▶ [To be done]:
In the records that follow, show each line where the word "sqrt" is present.

▶ [Stored records]:
= = =
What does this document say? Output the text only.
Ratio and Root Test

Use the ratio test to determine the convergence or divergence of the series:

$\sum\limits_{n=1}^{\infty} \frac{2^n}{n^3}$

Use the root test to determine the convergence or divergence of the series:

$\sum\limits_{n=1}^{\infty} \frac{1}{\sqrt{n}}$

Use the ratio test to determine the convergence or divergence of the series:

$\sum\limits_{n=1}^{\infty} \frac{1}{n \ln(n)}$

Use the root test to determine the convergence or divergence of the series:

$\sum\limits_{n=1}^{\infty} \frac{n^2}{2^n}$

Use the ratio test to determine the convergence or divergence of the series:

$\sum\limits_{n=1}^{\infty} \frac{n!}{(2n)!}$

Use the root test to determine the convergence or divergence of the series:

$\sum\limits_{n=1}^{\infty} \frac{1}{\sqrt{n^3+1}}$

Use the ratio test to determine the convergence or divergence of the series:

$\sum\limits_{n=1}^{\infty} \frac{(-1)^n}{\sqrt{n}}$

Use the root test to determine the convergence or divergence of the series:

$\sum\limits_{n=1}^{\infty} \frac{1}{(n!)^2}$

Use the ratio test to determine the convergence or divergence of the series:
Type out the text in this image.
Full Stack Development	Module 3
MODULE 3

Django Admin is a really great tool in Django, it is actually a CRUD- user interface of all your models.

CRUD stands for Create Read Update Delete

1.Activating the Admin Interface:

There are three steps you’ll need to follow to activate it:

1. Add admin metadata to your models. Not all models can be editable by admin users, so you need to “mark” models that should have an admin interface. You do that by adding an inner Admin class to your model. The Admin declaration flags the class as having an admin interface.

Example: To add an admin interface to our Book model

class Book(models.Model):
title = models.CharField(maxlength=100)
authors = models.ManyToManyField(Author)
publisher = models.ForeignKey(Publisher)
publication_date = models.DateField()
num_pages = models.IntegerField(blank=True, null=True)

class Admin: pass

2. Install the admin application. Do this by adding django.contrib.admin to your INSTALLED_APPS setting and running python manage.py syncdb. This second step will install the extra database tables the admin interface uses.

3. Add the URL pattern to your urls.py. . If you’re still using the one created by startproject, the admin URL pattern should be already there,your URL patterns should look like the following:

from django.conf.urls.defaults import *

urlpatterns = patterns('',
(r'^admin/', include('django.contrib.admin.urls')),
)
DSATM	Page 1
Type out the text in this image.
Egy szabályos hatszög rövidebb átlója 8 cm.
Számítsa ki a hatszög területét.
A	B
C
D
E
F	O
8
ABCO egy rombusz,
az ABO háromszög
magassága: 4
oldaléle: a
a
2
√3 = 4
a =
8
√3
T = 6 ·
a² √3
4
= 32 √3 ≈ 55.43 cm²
= = =
▶ [Task result]:
$\sum\limits_{n=1}^{\infty} \frac{1}{\sqrt{n}}$
$\sum\limits_{n=1}^{\infty} \frac{1}{\sqrt{n^3+1}}$
$\sum\limits_{n=1}^{\infty} \frac{(-1)^n}{\sqrt{n}}$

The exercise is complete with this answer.